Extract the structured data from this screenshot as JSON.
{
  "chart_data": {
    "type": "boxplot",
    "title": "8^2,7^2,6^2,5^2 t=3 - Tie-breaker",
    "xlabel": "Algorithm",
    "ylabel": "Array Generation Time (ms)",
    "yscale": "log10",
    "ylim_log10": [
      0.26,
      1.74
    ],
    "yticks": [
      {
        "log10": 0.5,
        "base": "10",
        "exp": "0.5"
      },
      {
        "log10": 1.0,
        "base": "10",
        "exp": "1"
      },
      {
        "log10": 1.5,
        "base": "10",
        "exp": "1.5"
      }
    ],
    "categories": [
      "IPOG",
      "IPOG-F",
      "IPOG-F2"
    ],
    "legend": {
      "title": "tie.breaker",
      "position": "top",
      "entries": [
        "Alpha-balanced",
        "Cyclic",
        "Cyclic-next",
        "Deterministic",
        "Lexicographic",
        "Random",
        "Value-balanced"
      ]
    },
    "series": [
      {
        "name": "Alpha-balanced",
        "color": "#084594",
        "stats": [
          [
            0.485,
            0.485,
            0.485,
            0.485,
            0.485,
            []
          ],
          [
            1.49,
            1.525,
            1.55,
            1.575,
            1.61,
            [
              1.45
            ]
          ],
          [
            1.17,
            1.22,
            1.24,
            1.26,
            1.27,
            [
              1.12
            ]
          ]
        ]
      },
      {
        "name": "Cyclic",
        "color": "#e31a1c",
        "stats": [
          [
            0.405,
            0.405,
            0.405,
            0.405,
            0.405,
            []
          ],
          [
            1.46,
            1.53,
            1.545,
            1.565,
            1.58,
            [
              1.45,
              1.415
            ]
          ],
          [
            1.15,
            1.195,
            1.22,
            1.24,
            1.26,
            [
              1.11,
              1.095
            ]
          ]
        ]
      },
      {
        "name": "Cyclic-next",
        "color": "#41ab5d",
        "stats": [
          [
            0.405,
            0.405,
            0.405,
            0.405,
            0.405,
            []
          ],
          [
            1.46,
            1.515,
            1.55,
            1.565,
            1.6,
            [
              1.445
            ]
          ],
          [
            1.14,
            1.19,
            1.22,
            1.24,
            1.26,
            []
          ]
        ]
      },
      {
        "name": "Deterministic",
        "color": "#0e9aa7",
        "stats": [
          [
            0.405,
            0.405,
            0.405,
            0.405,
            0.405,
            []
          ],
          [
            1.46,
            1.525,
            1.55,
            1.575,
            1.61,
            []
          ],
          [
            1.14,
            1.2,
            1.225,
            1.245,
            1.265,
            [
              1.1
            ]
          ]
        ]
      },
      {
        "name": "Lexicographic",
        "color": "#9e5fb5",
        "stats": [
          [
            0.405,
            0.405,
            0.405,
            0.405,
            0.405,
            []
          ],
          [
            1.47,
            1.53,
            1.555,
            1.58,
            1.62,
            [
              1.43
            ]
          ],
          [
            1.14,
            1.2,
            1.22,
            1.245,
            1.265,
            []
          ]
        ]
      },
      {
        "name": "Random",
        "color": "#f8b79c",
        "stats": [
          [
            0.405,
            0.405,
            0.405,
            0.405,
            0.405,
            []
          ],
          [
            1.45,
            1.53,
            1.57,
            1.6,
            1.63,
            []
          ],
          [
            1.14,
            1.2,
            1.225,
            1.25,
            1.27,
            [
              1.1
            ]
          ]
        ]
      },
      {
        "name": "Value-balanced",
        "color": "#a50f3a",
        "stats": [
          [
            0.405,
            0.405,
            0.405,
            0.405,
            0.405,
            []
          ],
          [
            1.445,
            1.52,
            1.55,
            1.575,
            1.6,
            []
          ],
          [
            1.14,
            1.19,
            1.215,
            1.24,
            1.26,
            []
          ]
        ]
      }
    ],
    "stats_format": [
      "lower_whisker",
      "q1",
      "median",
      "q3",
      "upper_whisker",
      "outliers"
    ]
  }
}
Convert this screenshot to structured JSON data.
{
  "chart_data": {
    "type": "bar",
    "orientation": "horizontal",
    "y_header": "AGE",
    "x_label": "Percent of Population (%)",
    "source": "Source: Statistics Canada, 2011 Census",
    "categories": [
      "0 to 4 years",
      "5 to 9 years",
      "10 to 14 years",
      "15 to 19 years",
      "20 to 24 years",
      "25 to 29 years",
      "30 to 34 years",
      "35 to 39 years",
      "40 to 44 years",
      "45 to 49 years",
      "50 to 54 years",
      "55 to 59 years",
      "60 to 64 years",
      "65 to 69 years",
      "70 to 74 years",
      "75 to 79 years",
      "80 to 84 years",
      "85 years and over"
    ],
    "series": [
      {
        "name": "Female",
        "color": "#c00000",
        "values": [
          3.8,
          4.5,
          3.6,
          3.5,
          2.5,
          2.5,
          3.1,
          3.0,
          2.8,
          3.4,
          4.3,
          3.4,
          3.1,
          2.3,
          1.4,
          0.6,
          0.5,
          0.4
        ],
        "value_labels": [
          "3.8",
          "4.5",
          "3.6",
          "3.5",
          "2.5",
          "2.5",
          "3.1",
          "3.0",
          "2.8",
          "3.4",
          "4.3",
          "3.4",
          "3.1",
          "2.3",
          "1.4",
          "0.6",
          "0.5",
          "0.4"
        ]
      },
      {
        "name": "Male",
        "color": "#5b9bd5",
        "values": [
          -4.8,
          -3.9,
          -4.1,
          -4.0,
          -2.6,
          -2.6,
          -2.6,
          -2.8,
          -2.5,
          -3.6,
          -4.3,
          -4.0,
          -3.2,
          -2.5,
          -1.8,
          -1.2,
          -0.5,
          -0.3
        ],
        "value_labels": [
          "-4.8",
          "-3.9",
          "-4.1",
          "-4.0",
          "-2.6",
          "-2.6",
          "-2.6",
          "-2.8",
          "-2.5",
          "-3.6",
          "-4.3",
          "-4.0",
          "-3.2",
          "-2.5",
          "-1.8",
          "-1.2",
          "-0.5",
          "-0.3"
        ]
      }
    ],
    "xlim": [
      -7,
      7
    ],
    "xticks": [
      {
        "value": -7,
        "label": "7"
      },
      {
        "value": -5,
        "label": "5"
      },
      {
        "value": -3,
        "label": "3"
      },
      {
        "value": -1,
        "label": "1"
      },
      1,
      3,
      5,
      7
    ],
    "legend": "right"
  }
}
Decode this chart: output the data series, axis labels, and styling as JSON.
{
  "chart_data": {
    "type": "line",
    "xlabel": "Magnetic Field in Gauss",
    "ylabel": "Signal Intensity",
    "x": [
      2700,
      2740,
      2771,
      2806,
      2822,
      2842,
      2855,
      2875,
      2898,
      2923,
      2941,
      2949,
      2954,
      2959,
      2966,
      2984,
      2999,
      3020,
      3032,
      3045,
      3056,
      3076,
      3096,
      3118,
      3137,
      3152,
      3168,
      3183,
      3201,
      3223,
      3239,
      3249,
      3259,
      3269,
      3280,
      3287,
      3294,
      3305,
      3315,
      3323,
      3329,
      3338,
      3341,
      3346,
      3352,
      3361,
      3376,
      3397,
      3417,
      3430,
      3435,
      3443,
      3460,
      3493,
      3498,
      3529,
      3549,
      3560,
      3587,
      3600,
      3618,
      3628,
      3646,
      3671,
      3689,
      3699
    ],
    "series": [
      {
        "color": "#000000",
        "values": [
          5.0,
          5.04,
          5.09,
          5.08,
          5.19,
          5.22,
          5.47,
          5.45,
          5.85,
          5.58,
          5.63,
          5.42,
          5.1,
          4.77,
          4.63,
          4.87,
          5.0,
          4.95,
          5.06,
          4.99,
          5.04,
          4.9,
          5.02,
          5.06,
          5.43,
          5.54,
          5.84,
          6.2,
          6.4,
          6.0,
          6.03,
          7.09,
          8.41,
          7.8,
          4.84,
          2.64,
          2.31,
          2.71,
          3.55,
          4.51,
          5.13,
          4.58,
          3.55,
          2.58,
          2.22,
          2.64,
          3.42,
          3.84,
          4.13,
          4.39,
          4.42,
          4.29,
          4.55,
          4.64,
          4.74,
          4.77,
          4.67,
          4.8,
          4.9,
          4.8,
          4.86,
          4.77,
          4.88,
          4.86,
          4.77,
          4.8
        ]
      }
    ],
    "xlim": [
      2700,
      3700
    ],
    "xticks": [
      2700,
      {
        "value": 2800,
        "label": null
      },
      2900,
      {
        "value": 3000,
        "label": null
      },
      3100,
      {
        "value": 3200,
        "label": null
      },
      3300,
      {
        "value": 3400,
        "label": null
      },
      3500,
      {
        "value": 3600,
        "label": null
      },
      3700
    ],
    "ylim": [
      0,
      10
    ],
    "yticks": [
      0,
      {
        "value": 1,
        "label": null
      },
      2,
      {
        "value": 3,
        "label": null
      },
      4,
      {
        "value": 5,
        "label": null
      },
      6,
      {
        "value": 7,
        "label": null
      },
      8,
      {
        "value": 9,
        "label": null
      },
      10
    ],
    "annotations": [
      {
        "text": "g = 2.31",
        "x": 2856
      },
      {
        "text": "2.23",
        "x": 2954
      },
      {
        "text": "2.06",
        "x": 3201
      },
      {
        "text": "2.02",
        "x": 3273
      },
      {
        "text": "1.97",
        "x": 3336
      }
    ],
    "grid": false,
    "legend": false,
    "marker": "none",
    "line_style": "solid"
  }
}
━━━━━━
**WHAT THE TASK REQUIRES**
Check each line of the data above for the string "balanced" and report only how many lines have it.

**OUTPUT**
4